- _EXERCISE OBJECTIVE_: Put every line of these records into a Markdown table with the columns Number and Record line, giving each row a number and its line and skipping blank lines. Leave the pictures out of the table.

[Spatial annotation records]
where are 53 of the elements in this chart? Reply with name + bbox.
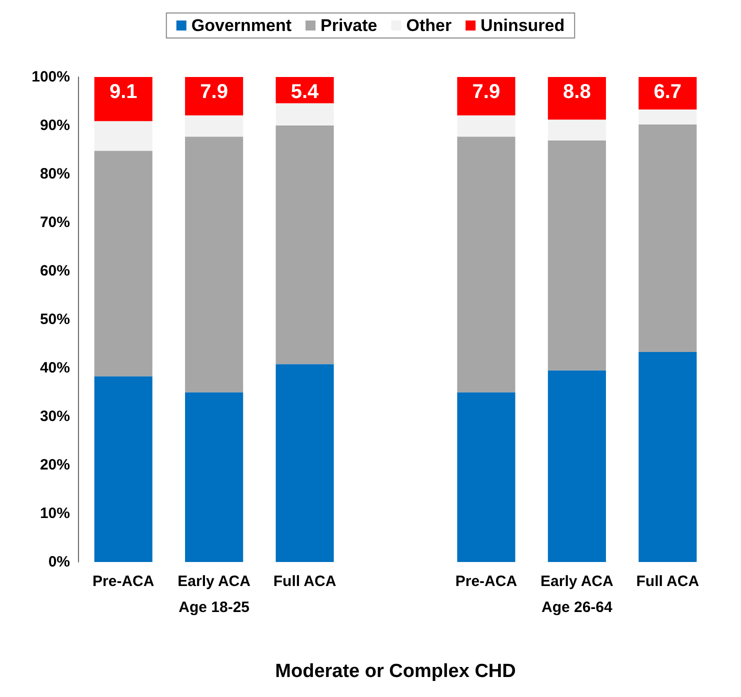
- bar: [457, 115, 516, 137]
- data-label: 5.4: [290, 81, 320, 103]
- bar: [548, 77, 606, 120]
- x-axis-title: Moderate or Complex CHD: [275, 661, 516, 682]
- bar: [548, 370, 606, 562]
- bar: [185, 392, 244, 562]
- bar: [94, 121, 152, 151]
- y-tick-label: 30%: [40, 408, 70, 425]
- data-label: 6.7: [654, 81, 682, 103]
- bar: [94, 77, 152, 122]
- legend-label: Uninsured: [480, 16, 565, 35]
- data-label: 7.9: [200, 81, 228, 103]
- legend-label: Government: [191, 16, 292, 35]
- bar: [548, 120, 606, 141]
- bar: [638, 77, 697, 110]
- bar: [185, 115, 244, 137]
- x-tick-label: Pre-ACA: [455, 573, 518, 590]
- text: Age 18-25: [178, 599, 250, 616]
- bar: [276, 126, 334, 364]
- bar: [457, 392, 516, 562]
- bar: [276, 364, 334, 562]
- y-tick-label: 10%: [40, 505, 70, 522]
- x-tick-label: Early ACA: [178, 573, 251, 590]
- legend-label: Other: [406, 16, 452, 35]
- y-tick-label: 90%: [40, 117, 70, 134]
- y-tick-label: 50%: [40, 311, 70, 328]
- bar: [457, 77, 516, 116]
- x-tick-label: Pre-ACA: [92, 573, 154, 590]
- bar: [638, 124, 697, 352]
- data-label: 9.1: [109, 81, 138, 103]
- y-tick-label: 70%: [40, 214, 70, 231]
- bar: [276, 103, 334, 126]
- bar: [638, 352, 697, 562]
- y-tick-label: 80%: [40, 166, 70, 182]
- x-tick-label: Early ACA: [540, 573, 614, 590]
- x-tick-label: Full ACA: [273, 573, 336, 590]
- bar: [94, 150, 152, 376]
- bar: [94, 376, 152, 562]
- y-tick-label: 100%: [32, 68, 70, 86]
- y-tick-label: 20%: [40, 456, 70, 474]
- data-label: 8.8: [563, 81, 591, 103]
- text: Age 26-64: [541, 599, 614, 616]
- legend-label: Private: [320, 16, 378, 35]
- bar: [185, 77, 244, 116]
- y-tick-label: 40%: [40, 360, 70, 376]
- x-tick-label: Full ACA: [636, 573, 700, 590]
- data-label: 7.9: [472, 81, 500, 103]
- bar: [185, 136, 244, 392]
- bar: [457, 136, 516, 392]
- y-tick-label: 0%: [48, 554, 70, 570]
- y-tick-label: 60%: [40, 262, 70, 280]
- bar: [638, 109, 697, 125]
- bar: [548, 140, 606, 370]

- _SOLUTION TO THIS EXERCISE_:
| Number | Record line |
|---|---|
| 1 | where are 53 of the elements in this chart? Reply with name + bbox. |
| 2 | - bar: [457, 115, 516, 137] |
| 3 | - data-label: 5.4: [290, 81, 320, 103] |
| 4 | - bar: [548, 77, 606, 120] |
| 5 | - x-axis-title: Moderate or Complex CHD: [275, 661, 516, 682] |
| 6 | - bar: [548, 370, 606, 562] |
| 7 | - bar: [185, 392, 244, 562] |
| 8 | - bar: [94, 121, 152, 151] |
| 9 | - y-tick-label: 30%: [40, 408, 70, 425] |
| 10 | - data-label: 6.7: [654, 81, 682, 103] |
| 11 | - bar: [94, 77, 152, 122] |
| 12 | - legend-label: Uninsured: [480, 16, 565, 35] |
| 13 | - data-label: 7.9: [200, 81, 228, 103] |
| 14 | - legend-label: Government: [191, 16, 292, 35] |
| 15 | - bar: [548, 120, 606, 141] |
| 16 | - bar: [638, 77, 697, 110] |
| 17 | - bar: [185, 115, 244, 137] |
| 18 | - x-tick-label: Pre-ACA: [455, 573, 518, 590] |
| 19 | - text: Age 18-25: [178, 599, 250, 616] |
| 20 | - bar: [276, 126, 334, 364] |
| 21 | - bar: [457, 392, 516, 562] |
| 22 | - bar: [276, 364, 334, 562] |
| 23 | - y-tick-label: 10%: [40, 505, 70, 522] |
| 24 | - x-tick-label: Early ACA: [178, 573, 251, 590] |
| 25 | - legend-label: Other: [406, 16, 452, 35] |
| 26 | - y-tick-label: 90%: [40, 117, 70, 134] |
| 27 | - y-tick-label: 50%: [40, 311, 70, 328] |
| 28 | - bar: [457, 77, 516, 116] |
| 29 | - x-tick-label: Pre-ACA: [92, 573, 154, 590] |
| 30 | - bar: [638, 124, 697, 352] |
| 31 | - data-label: 9.1: [109, 81, 138, 103] |
| 32 | - y-tick-label: 70%: [40, 214, 70, 231] |
| 33 | - bar: [276, 103, 334, 126] |
| 34 | - bar: [638, 352, 697, 562] |
| 35 | - y-tick-label: 80%: [40, 166, 70, 182] |
| 36 | - x-tick-label: Early ACA: [540, 573, 614, 590] |
| 37 | - x-tick-label: Full ACA: [273, 573, 336, 590] |
| 38 | - bar: [94, 150, 152, 376] |
| 39 | - bar: [94, 376, 152, 562] |
| 40 | - y-tick-label: 100%: [32, 68, 70, 86] |
| 41 | - y-tick-label: 20%: [40, 456, 70, 474] |
| 42 | - data-label: 8.8: [563, 81, 591, 103] |
| 43 | - text: Age 26-64: [541, 599, 614, 616] |
| 44 | - legend-label: Private: [320, 16, 378, 35] |
| 45 | - bar: [185, 77, 244, 116] |
| 46 | - y-tick-label: 40%: [40, 360, 70, 376] |
| 47 | - x-tick-label: Full ACA: [636, 573, 700, 590] |
| 48 | - data-label: 7.9: [472, 81, 500, 103] |
| 49 | - bar: [185, 136, 244, 392] |
| 50 | - bar: [457, 136, 516, 392] |
| 51 | - y-tick-label: 0%: [48, 554, 70, 570] |
| 52 | - y-tick-label: 60%: [40, 262, 70, 280] |
| 53 | - bar: [638, 109, 697, 125] |
| 54 | - bar: [548, 140, 606, 370] |